(To do): Reproduce every entry in the listing without alteration.

---------- Data ----------

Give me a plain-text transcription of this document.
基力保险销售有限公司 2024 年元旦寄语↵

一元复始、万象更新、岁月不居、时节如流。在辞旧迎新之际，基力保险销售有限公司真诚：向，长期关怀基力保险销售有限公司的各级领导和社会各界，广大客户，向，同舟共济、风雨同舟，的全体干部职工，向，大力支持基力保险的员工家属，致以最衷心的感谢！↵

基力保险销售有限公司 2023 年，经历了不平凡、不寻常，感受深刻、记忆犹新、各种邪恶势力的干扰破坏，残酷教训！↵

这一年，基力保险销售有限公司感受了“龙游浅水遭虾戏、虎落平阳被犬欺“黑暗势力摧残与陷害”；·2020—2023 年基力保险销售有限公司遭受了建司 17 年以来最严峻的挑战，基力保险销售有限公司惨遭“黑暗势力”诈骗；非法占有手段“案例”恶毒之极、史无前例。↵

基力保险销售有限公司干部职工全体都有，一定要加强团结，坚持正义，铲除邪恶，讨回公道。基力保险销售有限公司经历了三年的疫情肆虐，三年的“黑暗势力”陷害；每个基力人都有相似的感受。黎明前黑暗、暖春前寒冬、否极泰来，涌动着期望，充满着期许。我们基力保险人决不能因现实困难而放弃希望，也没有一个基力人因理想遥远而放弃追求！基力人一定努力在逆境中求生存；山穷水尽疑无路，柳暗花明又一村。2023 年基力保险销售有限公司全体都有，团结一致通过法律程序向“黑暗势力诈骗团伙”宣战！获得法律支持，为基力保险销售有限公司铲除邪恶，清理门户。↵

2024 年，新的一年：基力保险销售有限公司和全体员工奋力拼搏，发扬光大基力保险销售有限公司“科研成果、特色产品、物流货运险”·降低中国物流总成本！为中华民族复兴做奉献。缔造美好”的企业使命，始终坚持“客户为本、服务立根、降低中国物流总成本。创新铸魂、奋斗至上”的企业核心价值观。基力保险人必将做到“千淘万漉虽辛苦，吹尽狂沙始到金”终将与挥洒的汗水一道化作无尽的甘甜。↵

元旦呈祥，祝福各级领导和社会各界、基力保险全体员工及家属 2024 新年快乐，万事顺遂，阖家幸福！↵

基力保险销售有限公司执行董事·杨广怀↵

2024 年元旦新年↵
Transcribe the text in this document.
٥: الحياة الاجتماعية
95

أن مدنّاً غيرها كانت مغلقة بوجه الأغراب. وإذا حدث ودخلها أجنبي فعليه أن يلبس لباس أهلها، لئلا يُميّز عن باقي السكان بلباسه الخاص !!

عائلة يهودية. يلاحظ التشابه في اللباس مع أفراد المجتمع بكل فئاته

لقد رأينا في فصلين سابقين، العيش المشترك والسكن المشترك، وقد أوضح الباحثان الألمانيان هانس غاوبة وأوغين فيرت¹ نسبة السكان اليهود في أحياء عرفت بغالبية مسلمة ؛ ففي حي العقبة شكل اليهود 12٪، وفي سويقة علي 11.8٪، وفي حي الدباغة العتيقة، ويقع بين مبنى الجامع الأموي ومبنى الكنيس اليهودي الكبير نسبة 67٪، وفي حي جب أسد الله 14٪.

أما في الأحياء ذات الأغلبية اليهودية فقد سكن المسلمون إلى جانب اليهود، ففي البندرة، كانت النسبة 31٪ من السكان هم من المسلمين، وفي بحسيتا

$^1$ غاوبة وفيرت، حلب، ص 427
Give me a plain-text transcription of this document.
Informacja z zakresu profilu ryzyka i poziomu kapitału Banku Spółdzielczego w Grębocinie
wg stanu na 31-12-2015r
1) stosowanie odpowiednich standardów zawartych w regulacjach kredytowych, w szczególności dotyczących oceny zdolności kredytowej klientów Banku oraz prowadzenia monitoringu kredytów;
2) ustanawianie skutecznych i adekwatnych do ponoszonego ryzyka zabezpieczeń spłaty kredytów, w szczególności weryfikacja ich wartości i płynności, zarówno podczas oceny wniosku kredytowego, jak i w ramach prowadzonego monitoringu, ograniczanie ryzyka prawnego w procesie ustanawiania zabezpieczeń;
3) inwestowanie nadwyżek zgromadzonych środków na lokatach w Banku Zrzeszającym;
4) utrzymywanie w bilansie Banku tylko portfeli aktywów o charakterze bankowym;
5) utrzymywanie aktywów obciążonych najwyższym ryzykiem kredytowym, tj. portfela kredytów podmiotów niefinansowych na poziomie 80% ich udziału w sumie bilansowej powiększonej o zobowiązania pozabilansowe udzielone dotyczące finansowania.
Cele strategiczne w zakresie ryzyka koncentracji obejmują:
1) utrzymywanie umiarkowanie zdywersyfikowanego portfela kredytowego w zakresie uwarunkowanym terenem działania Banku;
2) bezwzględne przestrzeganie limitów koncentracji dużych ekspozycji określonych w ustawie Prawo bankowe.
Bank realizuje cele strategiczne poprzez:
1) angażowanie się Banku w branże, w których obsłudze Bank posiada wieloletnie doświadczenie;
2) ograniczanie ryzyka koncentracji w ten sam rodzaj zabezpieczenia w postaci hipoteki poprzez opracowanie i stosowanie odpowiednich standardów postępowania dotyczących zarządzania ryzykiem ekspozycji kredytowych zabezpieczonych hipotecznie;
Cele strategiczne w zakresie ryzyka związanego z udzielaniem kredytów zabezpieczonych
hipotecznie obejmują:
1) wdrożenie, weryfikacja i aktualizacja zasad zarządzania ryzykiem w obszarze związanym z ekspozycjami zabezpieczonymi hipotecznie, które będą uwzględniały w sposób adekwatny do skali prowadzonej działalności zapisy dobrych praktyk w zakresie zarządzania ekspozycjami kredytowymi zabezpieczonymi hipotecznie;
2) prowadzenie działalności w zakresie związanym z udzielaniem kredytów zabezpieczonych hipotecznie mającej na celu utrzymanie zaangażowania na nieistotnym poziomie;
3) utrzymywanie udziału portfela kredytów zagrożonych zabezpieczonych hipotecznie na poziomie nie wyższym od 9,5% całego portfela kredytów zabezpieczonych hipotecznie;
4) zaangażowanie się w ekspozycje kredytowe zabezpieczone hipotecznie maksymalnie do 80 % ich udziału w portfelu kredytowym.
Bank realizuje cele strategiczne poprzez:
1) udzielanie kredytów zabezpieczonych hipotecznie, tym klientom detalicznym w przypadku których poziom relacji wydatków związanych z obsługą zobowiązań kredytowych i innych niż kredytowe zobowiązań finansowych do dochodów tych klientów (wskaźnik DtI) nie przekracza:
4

----------

(Complete answer):
Give me a plain-text transcription of this document.
基力保险销售有限公司 2024 年元旦寄语↵

一元复始、万象更新、岁月不居、时节如流。在辞旧迎新之际，基力保险销售有限公司真诚：向，长期关怀基力保险销售有限公司的各级领导和社会各界，广大客户，向，同舟共济、风雨同舟，的全体干部职工，向，大力支持基力保险的员工家属，致以最衷心的感谢！↵

基力保险销售有限公司 2023 年，经历了不平凡、不寻常，感受深刻、记忆犹新、各种邪恶势力的干扰破坏，残酷教训！↵

这一年，基力保险销售有限公司感受了“龙游浅水遭虾戏、虎落平阳被犬欺“黑暗势力摧残与陷害”；·2020—2023 年基力保险销售有限公司遭受了建司 17 年以来最严峻的挑战，基力保险销售有限公司惨遭“黑暗势力”诈骗；非法占有手段“案例”恶毒之极、史无前例。↵

基力保险销售有限公司干部职工全体都有，一定要加强团结，坚持正义，铲除邪恶，讨回公道。基力保险销售有限公司经历了三年的疫情肆虐，三年的“黑暗势力”陷害；每个基力人都有相似的感受。黎明前黑暗、暖春前寒冬、否极泰来，涌动着期望，充满着期许。我们基力保险人决不能因现实困难而放弃希望，也没有一个基力人因理想遥远而放弃追求！基力人一定努力在逆境中求生存；山穷水尽疑无路，柳暗花明又一村。2023 年基力保险销售有限公司全体都有，团结一致通过法律程序向“黑暗势力诈骗团伙”宣战！获得法律支持，为基力保险销售有限公司铲除邪恶，清理门户。↵

2024 年，新的一年：基力保险销售有限公司和全体员工奋力拼搏，发扬光大基力保险销售有限公司“科研成果、特色产品、物流货运险”·降低中国物流总成本！为中华民族复兴做奉献。缔造美好”的企业使命，始终坚持“客户为本、服务立根、降低中国物流总成本。创新铸魂、奋斗至上”的企业核心价值观。基力保险人必将做到“千淘万漉虽辛苦，吹尽狂沙始到金”终将与挥洒的汗水一道化作无尽的甘甜。↵

元旦呈祥，祝福各级领导和社会各界、基力保险全体员工及家属 2024 新年快乐，万事顺遂，阖家幸福！↵

基力保险销售有限公司执行董事·杨广怀↵

2024 年元旦新年↵
Transcribe the text in this document.
٥: الحياة الاجتماعية
95

أن مدنّاً غيرها كانت مغلقة بوجه الأغراب. وإذا حدث ودخلها أجنبي فعليه أن يلبس لباس أهلها، لئلا يُميّز عن باقي السكان بلباسه الخاص !!

عائلة يهودية. يلاحظ التشابه في اللباس مع أفراد المجتمع بكل فئاته

لقد رأينا في فصلين سابقين، العيش المشترك والسكن المشترك، وقد أوضح الباحثان الألمانيان هانس غاوبة وأوغين فيرت¹ نسبة السكان اليهود في أحياء عرفت بغالبية مسلمة ؛ ففي حي العقبة شكل اليهود 12٪، وفي سويقة علي 11.8٪، وفي حي الدباغة العتيقة، ويقع بين مبنى الجامع الأموي ومبنى الكنيس اليهودي الكبير نسبة 67٪، وفي حي جب أسد الله 14٪.

أما في الأحياء ذات الأغلبية اليهودية فقد سكن المسلمون إلى جانب اليهود، ففي البندرة، كانت النسبة 31٪ من السكان هم من المسلمين، وفي بحسيتا

$^1$ غاوبة وفيرت، حلب، ص 427
Give me a plain-text transcription of this document.
Informacja z zakresu profilu ryzyka i poziomu kapitału Banku Spółdzielczego w Grębocinie
wg stanu na 31-12-2015r
1) stosowanie odpowiednich standardów zawartych w regulacjach kredytowych, w szczególności dotyczących oceny zdolności kredytowej klientów Banku oraz prowadzenia monitoringu kredytów;
2) ustanawianie skutecznych i adekwatnych do ponoszonego ryzyka zabezpieczeń spłaty kredytów, w szczególności weryfikacja ich wartości i płynności, zarówno podczas oceny wniosku kredytowego, jak i w ramach prowadzonego monitoringu, ograniczanie ryzyka prawnego w procesie ustanawiania zabezpieczeń;
3) inwestowanie nadwyżek zgromadzonych środków na lokatach w Banku Zrzeszającym;
4) utrzymywanie w bilansie Banku tylko portfeli aktywów o charakterze bankowym;
5) utrzymywanie aktywów obciążonych najwyższym ryzykiem kredytowym, tj. portfela kredytów podmiotów niefinansowych na poziomie 80% ich udziału w sumie bilansowej powiększonej o zobowiązania pozabilansowe udzielone dotyczące finansowania.
Cele strategiczne w zakresie ryzyka koncentracji obejmują:
1) utrzymywanie umiarkowanie zdywersyfikowanego portfela kredytowego w zakresie uwarunkowanym terenem działania Banku;
2) bezwzględne przestrzeganie limitów koncentracji dużych ekspozycji określonych w ustawie Prawo bankowe.
Bank realizuje cele strategiczne poprzez:
1) angażowanie się Banku w branże, w których obsłudze Bank posiada wieloletnie doświadczenie;
2) ograniczanie ryzyka koncentracji w ten sam rodzaj zabezpieczenia w postaci hipoteki poprzez opracowanie i stosowanie odpowiednich standardów postępowania dotyczących zarządzania ryzykiem ekspozycji kredytowych zabezpieczonych hipotecznie;
Cele strategiczne w zakresie ryzyka związanego z udzielaniem kredytów zabezpieczonych
hipotecznie obejmują:
1) wdrożenie, weryfikacja i aktualizacja zasad zarządzania ryzykiem w obszarze związanym z ekspozycjami zabezpieczonymi hipotecznie, które będą uwzględniały w sposób adekwatny do skali prowadzonej działalności zapisy dobrych praktyk w zakresie zarządzania ekspozycjami kredytowymi zabezpieczonymi hipotecznie;
2) prowadzenie działalności w zakresie związanym z udzielaniem kredytów zabezpieczonych hipotecznie mającej na celu utrzymanie zaangażowania na nieistotnym poziomie;
3) utrzymywanie udziału portfela kredytów zagrożonych zabezpieczonych hipotecznie na poziomie nie wyższym od 9,5% całego portfela kredytów zabezpieczonych hipotecznie;
4) zaangażowanie się w ekspozycje kredytowe zabezpieczone hipotecznie maksymalnie do 80 % ich udziału w portfelu kredytowym.
Bank realizuje cele strategiczne poprzez:
1) udzielanie kredytów zabezpieczonych hipotecznie, tym klientom detalicznym w przypadku których poziom relacji wydatków związanych z obsługą zobowiązań kredytowych i innych niż kredytowe zobowiązań finansowych do dochodów tych klientów (wskaźnik DtI) nie przekracza:
4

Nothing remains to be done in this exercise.